# [Passage provided]
_ _ _
The Right Approach to Exceptions

Jonathan M Davis jmdavisProg at gmx.com
Sat Feb 18 16:24:11 PST 2012


On Saturday, February 18, 2012 18:09:30 Andrei Alexandrescu wrote:
> Of course I can. They call it toString(). The code above pretty much
> proves my point with so much wonderful irony.

How?!! toString doesn't help _at all_. It just gives whatever getopt can come 
up with, not what's appropriate for your program. And right now, since there's 
no GetOptException, you just end up with a ConvException, so you don't even 
get a semi-decent toString. You have _no idea_ what flag had the error. The 
best that you can do is print out that _something_ went wrong, not _what_. And 
if you want to do fancier handling (_especially_ if you want recover from an 
exception rather than just print a message), you need _far_ more than 
toString. Maybe I want to look at the flag that you gave me which was invalid 
and then suggest what you might have meant. Without _at least_ knowing what 
the flag was that you used (which I can't do with the current getopt), I can't 
do that.
_ _ _
(Source data)
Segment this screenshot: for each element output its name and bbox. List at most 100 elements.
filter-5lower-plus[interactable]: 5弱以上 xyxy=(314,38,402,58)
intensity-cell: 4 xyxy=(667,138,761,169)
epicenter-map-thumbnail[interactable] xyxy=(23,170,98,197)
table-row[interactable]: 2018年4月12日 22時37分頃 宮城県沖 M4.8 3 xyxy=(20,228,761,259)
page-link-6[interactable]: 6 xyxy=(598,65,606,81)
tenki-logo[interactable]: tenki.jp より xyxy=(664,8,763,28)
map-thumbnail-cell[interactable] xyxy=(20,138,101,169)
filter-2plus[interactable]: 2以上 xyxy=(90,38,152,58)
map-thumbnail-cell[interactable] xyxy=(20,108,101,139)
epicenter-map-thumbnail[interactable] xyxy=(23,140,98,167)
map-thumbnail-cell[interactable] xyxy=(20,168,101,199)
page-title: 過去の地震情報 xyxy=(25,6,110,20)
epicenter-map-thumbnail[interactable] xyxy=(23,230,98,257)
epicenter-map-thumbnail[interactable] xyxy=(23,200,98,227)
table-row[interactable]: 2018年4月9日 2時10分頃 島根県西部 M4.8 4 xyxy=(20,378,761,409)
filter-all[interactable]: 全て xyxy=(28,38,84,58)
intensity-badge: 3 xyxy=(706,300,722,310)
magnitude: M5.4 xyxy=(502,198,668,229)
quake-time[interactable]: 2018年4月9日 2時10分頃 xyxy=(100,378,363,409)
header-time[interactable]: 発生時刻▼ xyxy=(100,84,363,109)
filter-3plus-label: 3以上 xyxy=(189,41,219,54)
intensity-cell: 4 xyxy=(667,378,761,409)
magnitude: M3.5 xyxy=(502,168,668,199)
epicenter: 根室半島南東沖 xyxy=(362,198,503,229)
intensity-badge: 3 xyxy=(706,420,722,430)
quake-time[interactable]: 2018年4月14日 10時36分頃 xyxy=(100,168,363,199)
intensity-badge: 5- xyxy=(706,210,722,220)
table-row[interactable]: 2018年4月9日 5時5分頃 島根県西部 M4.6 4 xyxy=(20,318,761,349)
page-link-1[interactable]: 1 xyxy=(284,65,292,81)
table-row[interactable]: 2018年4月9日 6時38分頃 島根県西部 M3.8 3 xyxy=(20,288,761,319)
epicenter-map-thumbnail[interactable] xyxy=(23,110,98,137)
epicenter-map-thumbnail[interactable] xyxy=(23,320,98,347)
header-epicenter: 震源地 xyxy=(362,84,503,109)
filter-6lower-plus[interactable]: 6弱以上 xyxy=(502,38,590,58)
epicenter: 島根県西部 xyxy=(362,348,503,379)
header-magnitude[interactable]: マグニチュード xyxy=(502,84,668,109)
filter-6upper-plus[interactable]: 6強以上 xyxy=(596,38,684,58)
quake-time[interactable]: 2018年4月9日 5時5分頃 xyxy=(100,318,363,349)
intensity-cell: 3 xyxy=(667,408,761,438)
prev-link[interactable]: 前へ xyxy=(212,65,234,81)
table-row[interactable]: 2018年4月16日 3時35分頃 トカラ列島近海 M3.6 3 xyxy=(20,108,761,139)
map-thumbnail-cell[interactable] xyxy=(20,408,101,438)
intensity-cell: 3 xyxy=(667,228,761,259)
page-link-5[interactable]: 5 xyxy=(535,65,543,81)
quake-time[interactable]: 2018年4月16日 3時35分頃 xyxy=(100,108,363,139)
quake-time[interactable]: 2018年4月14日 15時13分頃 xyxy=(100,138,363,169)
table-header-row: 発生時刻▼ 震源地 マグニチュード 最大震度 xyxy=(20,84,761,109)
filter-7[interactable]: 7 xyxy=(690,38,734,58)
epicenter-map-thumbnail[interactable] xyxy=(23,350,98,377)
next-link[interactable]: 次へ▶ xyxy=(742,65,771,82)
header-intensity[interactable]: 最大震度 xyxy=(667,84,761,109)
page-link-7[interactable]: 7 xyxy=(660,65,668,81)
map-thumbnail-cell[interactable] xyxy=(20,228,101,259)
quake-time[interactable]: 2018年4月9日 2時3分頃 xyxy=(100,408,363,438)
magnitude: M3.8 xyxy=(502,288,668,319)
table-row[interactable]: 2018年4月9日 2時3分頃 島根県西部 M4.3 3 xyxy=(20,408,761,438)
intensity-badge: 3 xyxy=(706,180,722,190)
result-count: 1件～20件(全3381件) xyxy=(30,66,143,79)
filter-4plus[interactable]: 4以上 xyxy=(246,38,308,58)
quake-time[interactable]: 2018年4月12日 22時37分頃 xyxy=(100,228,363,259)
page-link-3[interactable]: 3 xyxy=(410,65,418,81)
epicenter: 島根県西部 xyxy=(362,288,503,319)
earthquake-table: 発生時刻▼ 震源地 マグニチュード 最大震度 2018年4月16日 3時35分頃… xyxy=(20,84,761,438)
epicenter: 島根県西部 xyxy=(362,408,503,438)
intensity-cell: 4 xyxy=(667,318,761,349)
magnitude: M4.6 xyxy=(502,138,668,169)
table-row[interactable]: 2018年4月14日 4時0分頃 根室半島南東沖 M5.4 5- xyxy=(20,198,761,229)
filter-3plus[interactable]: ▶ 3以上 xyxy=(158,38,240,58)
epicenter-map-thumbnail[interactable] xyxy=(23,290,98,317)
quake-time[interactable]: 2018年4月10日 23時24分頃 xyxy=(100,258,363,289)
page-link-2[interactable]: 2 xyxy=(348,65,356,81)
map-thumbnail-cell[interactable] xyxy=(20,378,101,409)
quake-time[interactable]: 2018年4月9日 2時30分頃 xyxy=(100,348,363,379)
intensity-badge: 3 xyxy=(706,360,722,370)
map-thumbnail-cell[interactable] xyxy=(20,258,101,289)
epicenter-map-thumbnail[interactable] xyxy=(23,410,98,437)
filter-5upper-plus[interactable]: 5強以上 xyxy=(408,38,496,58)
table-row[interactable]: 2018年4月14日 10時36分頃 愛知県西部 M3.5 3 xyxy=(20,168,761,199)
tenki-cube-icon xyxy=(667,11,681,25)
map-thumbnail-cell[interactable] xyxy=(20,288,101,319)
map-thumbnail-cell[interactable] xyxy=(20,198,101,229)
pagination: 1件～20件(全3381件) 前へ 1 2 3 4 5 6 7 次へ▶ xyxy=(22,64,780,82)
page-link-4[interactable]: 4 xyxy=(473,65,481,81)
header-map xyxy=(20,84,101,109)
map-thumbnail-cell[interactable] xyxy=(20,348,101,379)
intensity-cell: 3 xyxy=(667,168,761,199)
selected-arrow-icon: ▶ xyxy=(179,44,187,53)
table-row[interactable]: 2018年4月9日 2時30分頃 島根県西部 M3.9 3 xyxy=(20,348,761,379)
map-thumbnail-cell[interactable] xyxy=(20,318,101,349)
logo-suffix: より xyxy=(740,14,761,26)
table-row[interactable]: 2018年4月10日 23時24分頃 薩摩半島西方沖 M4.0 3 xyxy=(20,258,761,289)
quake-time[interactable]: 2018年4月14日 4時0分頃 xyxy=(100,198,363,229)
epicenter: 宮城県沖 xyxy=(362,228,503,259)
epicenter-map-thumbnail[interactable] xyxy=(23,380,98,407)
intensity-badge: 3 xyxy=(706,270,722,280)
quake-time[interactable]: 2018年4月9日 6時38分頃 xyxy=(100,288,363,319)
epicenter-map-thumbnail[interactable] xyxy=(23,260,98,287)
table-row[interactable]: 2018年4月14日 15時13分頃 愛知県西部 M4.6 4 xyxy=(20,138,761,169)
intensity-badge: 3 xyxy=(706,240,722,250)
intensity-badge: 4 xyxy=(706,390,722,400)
_ _ _
# [Tasks and exercises]
1. According to the post titled "The Right Approach to Exceptions," what exception do you currently get from getopt because there is no GetOptException?
2. Pick up the mailing-list post "The Right Approach to Exceptions" after its final sentence and continue it.

# [Answers by task]
1. A ConvException.

2.
How could you do something even close to my example with getopt as it is now?

Perhaps getopt is not the best example, because it's likely to end up with you 
giving an error to the user regardless. But other exception handling wouldn't 
necessarily involve the user at all. The primary issue is giving the program 
the information that it needs to actually handle and potentially recover from 
the exception. A string doesn't do that. Giving the exception a specific type 
according to what went wrong and additional member variables with information 
on what went wrong _can_ do that.

What if something goes wrong when processing a file? Did something go wrong 
with the file operations or in processing the information? A FileException vs 
another exception type (e.g. UTFException or ParseException) would tell you 
that. And if you want to recover from the exception and continue processing 
the file, knowing what type of ParseException it was could help you do that by 
giving you the information that you need to continue - which could vary quite 
a bit depending on what went wrong.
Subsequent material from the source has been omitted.